▶ [Exercise instructions] Copy the data word for word, starting at the line that contains "nav-item-pagina-inicial[interactable]: Página Inicial" and ending at the line that contains "table-row[interactable]: atendimento 108", with both of those lines included.

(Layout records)
## Begin

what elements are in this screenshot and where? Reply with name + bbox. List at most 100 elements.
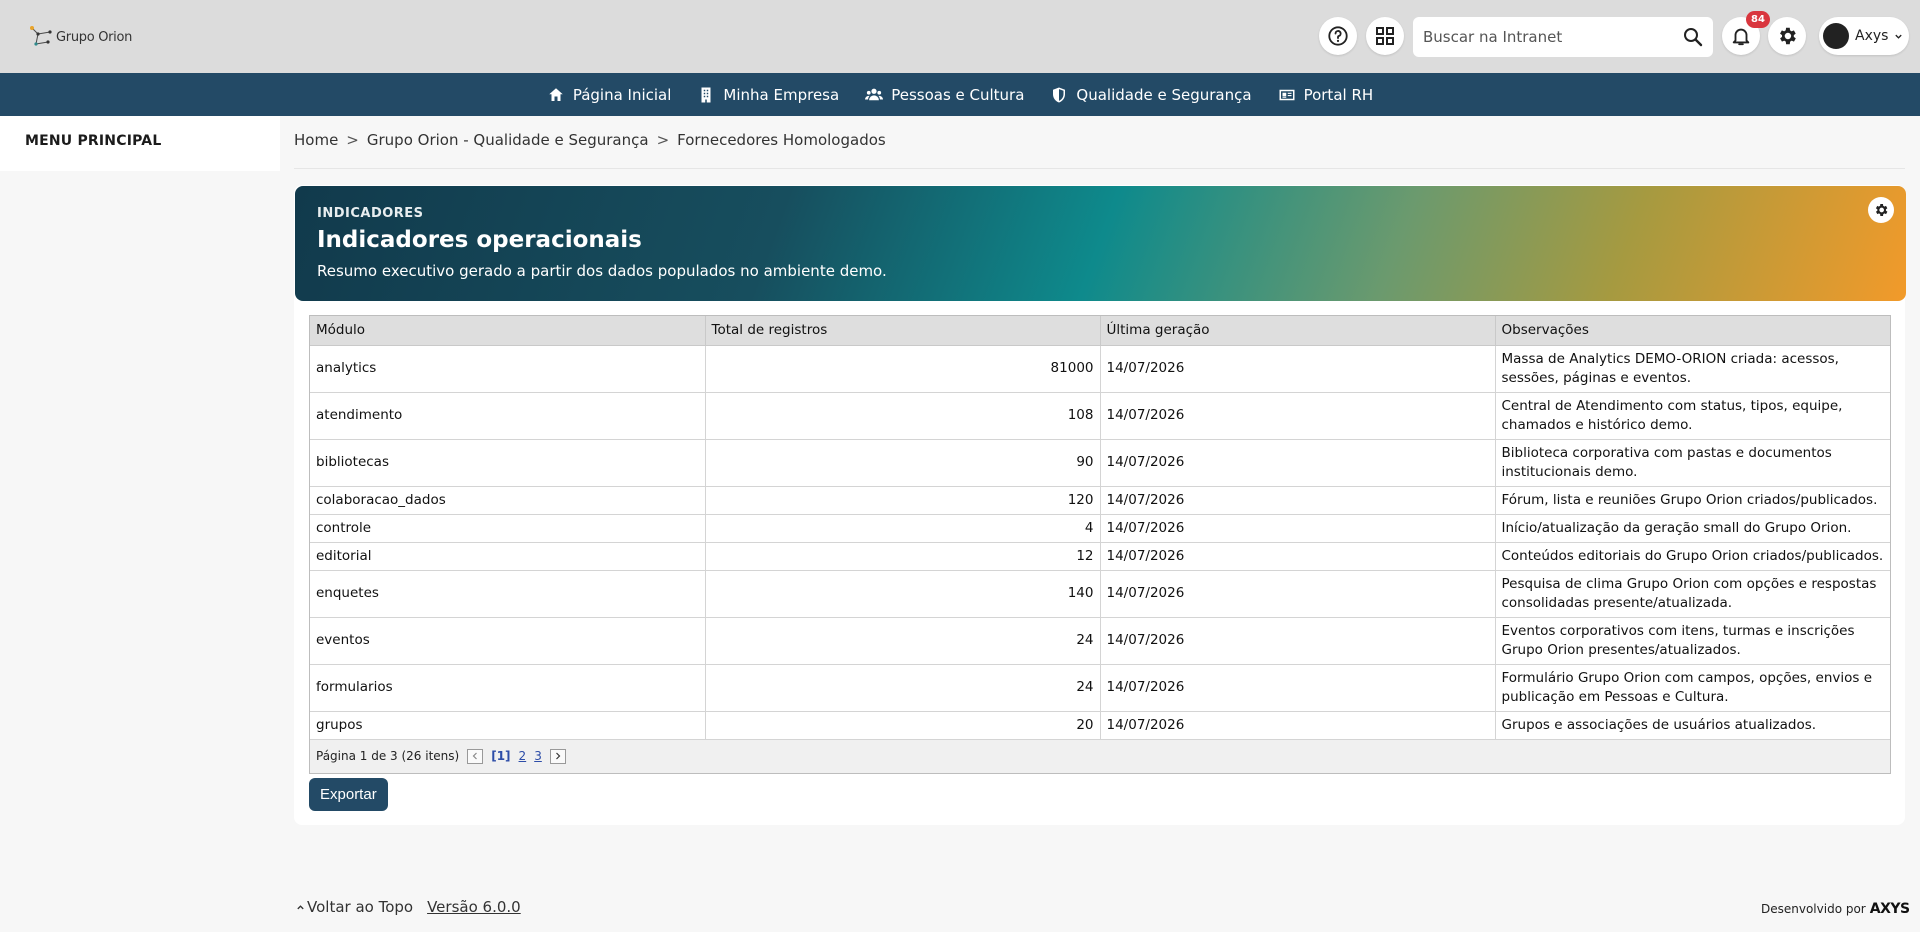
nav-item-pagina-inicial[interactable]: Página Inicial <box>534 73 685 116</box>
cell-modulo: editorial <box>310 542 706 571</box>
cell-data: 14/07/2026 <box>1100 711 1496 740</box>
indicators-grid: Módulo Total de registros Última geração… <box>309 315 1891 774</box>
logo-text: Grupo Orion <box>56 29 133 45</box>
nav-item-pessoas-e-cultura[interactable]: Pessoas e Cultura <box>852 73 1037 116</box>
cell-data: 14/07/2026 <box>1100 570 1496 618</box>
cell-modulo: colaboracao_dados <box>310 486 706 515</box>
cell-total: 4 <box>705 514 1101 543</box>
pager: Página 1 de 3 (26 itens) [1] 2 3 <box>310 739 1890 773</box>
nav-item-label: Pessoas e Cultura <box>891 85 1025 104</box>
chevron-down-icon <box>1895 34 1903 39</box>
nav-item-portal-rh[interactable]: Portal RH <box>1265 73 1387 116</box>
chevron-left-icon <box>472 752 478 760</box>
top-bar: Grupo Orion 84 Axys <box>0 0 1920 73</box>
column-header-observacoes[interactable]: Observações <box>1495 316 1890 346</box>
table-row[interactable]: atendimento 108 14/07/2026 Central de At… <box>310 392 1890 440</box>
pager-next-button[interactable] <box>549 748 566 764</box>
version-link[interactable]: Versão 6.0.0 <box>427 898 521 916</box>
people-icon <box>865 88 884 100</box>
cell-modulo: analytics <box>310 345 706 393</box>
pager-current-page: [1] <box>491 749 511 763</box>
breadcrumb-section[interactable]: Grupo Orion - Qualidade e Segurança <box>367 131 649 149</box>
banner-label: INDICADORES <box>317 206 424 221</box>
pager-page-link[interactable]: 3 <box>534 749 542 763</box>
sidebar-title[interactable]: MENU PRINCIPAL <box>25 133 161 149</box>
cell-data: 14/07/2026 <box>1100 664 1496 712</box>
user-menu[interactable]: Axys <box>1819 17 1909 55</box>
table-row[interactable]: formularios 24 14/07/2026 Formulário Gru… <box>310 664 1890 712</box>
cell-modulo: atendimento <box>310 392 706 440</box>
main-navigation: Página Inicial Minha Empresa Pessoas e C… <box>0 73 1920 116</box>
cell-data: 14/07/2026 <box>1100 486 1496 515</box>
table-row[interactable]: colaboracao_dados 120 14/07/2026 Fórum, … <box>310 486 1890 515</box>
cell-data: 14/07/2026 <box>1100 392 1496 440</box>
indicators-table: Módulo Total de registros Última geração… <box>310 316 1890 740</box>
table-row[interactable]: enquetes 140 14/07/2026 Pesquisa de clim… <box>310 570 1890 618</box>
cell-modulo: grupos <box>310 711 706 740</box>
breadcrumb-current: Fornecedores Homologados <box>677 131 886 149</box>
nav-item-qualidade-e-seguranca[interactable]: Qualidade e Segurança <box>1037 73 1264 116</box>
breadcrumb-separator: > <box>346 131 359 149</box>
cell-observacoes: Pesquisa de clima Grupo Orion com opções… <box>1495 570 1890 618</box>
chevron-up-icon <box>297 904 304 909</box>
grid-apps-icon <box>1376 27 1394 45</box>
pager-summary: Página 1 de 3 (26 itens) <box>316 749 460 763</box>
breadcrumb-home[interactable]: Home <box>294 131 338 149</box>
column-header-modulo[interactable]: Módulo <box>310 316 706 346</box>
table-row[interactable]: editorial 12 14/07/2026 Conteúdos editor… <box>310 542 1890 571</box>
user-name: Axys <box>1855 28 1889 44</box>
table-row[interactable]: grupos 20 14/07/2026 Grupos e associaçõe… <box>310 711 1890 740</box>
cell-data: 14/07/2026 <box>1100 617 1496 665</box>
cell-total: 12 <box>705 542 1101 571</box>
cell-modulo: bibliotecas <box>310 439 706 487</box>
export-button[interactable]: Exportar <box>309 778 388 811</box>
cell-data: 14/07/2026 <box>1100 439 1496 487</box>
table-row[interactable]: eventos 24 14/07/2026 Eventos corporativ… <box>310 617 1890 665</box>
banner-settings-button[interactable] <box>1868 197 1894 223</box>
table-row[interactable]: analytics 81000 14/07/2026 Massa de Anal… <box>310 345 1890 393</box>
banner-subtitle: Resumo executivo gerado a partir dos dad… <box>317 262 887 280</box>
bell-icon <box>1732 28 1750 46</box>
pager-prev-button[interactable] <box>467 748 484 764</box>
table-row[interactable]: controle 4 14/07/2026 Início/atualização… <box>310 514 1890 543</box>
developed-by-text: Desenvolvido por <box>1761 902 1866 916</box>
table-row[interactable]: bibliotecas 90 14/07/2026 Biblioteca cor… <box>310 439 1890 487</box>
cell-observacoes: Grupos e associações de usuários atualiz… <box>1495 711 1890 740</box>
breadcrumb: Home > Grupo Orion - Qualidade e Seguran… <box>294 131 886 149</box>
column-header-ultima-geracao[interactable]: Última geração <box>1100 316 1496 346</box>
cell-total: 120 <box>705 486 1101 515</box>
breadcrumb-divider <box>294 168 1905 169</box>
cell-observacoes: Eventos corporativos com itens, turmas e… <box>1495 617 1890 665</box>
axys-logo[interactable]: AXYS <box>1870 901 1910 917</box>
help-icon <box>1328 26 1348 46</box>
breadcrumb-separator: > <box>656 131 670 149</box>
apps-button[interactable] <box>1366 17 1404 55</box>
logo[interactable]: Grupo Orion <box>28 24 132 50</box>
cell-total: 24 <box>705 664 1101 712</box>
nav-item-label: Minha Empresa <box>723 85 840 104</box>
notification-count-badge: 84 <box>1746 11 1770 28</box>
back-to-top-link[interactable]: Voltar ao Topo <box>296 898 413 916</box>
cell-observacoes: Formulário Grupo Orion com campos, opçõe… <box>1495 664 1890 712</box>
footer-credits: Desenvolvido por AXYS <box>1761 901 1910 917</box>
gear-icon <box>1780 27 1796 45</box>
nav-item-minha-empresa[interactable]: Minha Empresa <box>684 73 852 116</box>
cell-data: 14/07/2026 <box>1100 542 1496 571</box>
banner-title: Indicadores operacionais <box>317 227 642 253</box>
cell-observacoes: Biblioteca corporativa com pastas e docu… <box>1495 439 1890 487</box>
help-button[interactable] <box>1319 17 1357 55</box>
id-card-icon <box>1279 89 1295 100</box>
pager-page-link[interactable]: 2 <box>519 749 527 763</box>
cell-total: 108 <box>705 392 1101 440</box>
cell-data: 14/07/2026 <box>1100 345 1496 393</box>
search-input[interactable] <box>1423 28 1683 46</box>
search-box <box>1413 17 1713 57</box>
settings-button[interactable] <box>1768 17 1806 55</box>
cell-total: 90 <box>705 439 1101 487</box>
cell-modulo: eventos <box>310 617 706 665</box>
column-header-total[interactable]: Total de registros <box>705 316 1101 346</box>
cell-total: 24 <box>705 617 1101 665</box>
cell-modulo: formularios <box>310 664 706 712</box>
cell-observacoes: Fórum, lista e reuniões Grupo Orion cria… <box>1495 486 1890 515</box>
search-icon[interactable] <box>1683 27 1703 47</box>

## End

▶ [Solution to the exercise]
nav-item-pagina-inicial[interactable]: Página Inicial <box>534 73 685 116</box>
cell-modulo: editorial <box>310 542 706 571</box>
cell-data: 14/07/2026 <box>1100 711 1496 740</box>
indicators-grid: Módulo Total de registros Última geração… <box>309 315 1891 774</box>
logo-text: Grupo Orion <box>56 29 133 45</box>
nav-item-pessoas-e-cultura[interactable]: Pessoas e Cultura <box>852 73 1037 116</box>
cell-data: 14/07/2026 <box>1100 570 1496 618</box>
cell-modulo: colaboracao_dados <box>310 486 706 515</box>
cell-total: 4 <box>705 514 1101 543</box>
pager: Página 1 de 3 (26 itens) [1] 2 3 <box>310 739 1890 773</box>
nav-item-label: Pessoas e Cultura <box>891 85 1025 104</box>
chevron-down-icon <box>1895 34 1903 39</box>
nav-item-portal-rh[interactable]: Portal RH <box>1265 73 1387 116</box>
chevron-left-icon <box>472 752 478 760</box>
top-bar: Grupo Orion 84 Axys <box>0 0 1920 73</box>
column-header-observacoes[interactable]: Observações <box>1495 316 1890 346</box>
table-row[interactable]: atendimento 108 14/07/2026 Central de At… <box>310 392 1890 440</box>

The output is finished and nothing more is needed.